CHALLENGE: Transcribe the records that follow in their entirety, omitting any pictures.

╭─ RECORDS

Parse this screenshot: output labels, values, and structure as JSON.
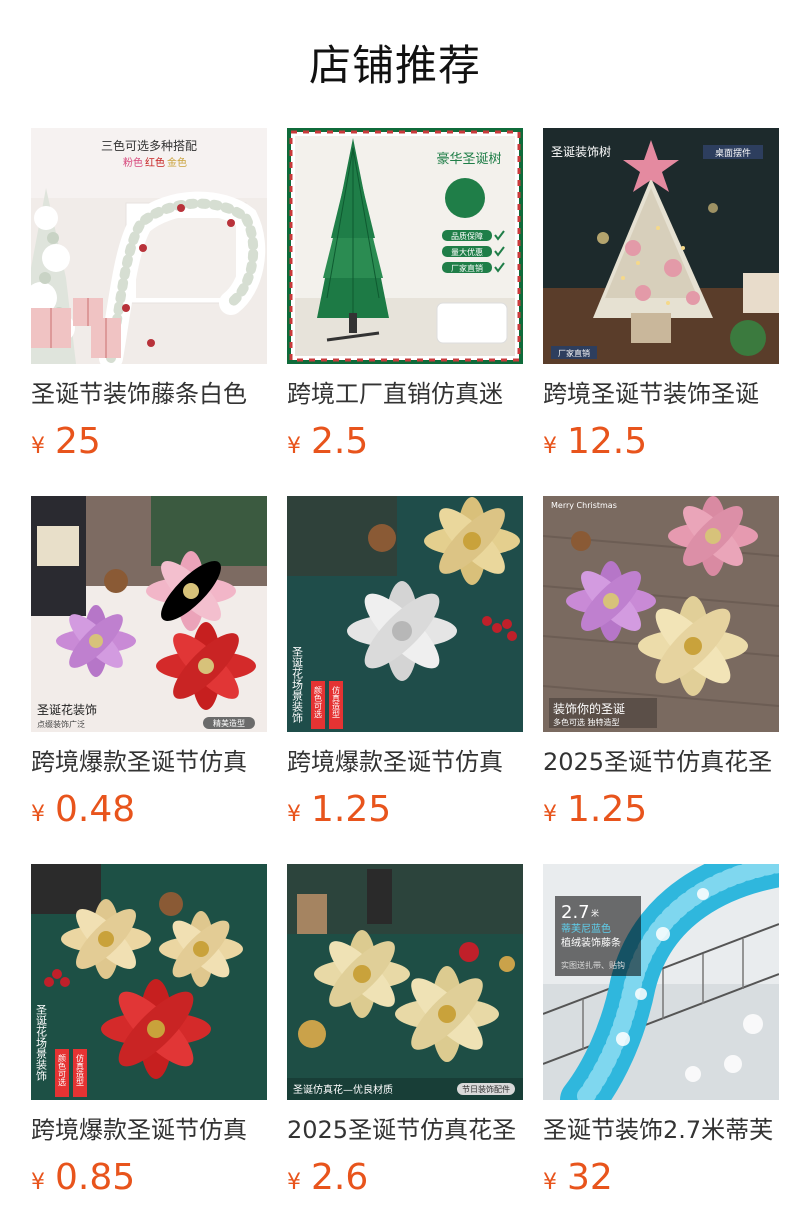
{
  "header": {
    "title": "店铺推荐"
  },
  "products": [
    {
      "name": "圣诞节装饰藤条白色",
      "currency": "¥",
      "price": "25",
      "image_icon": "flocked-garland-image",
      "overlay": {
        "t1": "三色可选多种搭配",
        "t2": "粉色",
        "t3": "红色",
        "t4": "金色"
      }
    },
    {
      "name": "跨境工厂直销仿真迷",
      "currency": "¥",
      "price": "2.5",
      "image_icon": "green-christmas-tree-image",
      "overlay": {
        "t1": "豪华圣诞树",
        "t2": "品质保障",
        "t3": "量大优惠",
        "t4": "厂家直销"
      }
    },
    {
      "name": "跨境圣诞节装饰圣诞",
      "currency": "¥",
      "price": "12.5",
      "image_icon": "tabletop-tree-image",
      "overlay": {
        "t1": "圣诞装饰树",
        "t2": "桌面摆件",
        "t3": "厂家直销"
      }
    },
    {
      "name": "跨境爆款圣诞节仿真",
      "currency": "¥",
      "price": "0.48",
      "image_icon": "poinsettia-flowers-image",
      "overlay": {
        "t1": "圣诞花装饰",
        "t2": "点缀装饰广泛",
        "t3": "精美造型"
      }
    },
    {
      "name": "跨境爆款圣诞节仿真",
      "currency": "¥",
      "price": "1.25",
      "image_icon": "silver-gold-flowers-image",
      "overlay": {
        "t1": "圣诞花场景装饰",
        "t2": "颜色可选",
        "t3": "仿真造型"
      }
    },
    {
      "name": "2025圣诞节仿真花圣",
      "currency": "¥",
      "price": "1.25",
      "image_icon": "pink-gold-flowers-image",
      "overlay": {
        "t1": "Merry Christmas",
        "t2": "装饰你的圣诞",
        "t3": "多色可选 独特造型"
      }
    },
    {
      "name": "跨境爆款圣诞节仿真",
      "currency": "¥",
      "price": "0.85",
      "image_icon": "gold-red-flowers-image",
      "overlay": {
        "t1": "圣诞花场景装饰",
        "t2": "颜色可选",
        "t3": "仿真造型"
      }
    },
    {
      "name": "2025圣诞节仿真花圣",
      "currency": "¥",
      "price": "2.6",
      "image_icon": "gold-flowers-ornaments-image",
      "overlay": {
        "t1": "圣诞仿真花—优良材质",
        "t2": "节日装饰配件"
      }
    },
    {
      "name": "圣诞节装饰2.7米蒂芙",
      "currency": "¥",
      "price": "32",
      "image_icon": "blue-garland-image",
      "overlay": {
        "t1": "2.7",
        "t2": "米",
        "t3": "蒂芙尼蓝色",
        "t4": "植绒装饰藤条",
        "t5": "实图送扎带、贴钩"
      }
    }
  ]
}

╰─

EXPECTED ANSWER:
Parse this screenshot: output labels, values, and structure as JSON.
{
  "header": {
    "title": "店铺推荐"
  },
  "products": [
    {
      "name": "圣诞节装饰藤条白色",
      "currency": "¥",
      "price": "25",
      "image_icon": "flocked-garland-image",
      "overlay": {
        "t1": "三色可选多种搭配",
        "t2": "粉色",
        "t3": "红色",
        "t4": "金色"
      }
    },
    {
      "name": "跨境工厂直销仿真迷",
      "currency": "¥",
      "price": "2.5",
      "image_icon": "green-christmas-tree-image",
      "overlay": {
        "t1": "豪华圣诞树",
        "t2": "品质保障",
        "t3": "量大优惠",
        "t4": "厂家直销"
      }
    },
    {
      "name": "跨境圣诞节装饰圣诞",
      "currency": "¥",
      "price": "12.5",
      "image_icon": "tabletop-tree-image",
      "overlay": {
        "t1": "圣诞装饰树",
        "t2": "桌面摆件",
        "t3": "厂家直销"
      }
    },
    {
      "name": "跨境爆款圣诞节仿真",
      "currency": "¥",
      "price": "0.48",
      "image_icon": "poinsettia-flowers-image",
      "overlay": {
        "t1": "圣诞花装饰",
        "t2": "点缀装饰广泛",
        "t3": "精美造型"
      }
    },
    {
      "name": "跨境爆款圣诞节仿真",
      "currency": "¥",
      "price": "1.25",
      "image_icon": "silver-gold-flowers-image",
      "overlay": {
        "t1": "圣诞花场景装饰",
        "t2": "颜色可选",
        "t3": "仿真造型"
      }
    },
    {
      "name": "2025圣诞节仿真花圣",
      "currency": "¥",
      "price": "1.25",
      "image_icon": "pink-gold-flowers-image",
      "overlay": {
        "t1": "Merry Christmas",
        "t2": "装饰你的圣诞",
        "t3": "多色可选 独特造型"
      }
    },
    {
      "name": "跨境爆款圣诞节仿真",
      "currency": "¥",
      "price": "0.85",
      "image_icon": "gold-red-flowers-image",
      "overlay": {
        "t1": "圣诞花场景装饰",
        "t2": "颜色可选",
        "t3": "仿真造型"
      }
    },
    {
      "name": "2025圣诞节仿真花圣",
      "currency": "¥",
      "price": "2.6",
      "image_icon": "gold-flowers-ornaments-image",
      "overlay": {
        "t1": "圣诞仿真花—优良材质",
        "t2": "节日装饰配件"
      }
    },
    {
      "name": "圣诞节装饰2.7米蒂芙",
      "currency": "¥",
      "price": "32",
      "image_icon": "blue-garland-image",
      "overlay": {
        "t1": "2.7",
        "t2": "米",
        "t3": "蒂芙尼蓝色",
        "t4": "植绒装饰藤条",
        "t5": "实图送扎带、贴钩"
      }
    }
  ]
}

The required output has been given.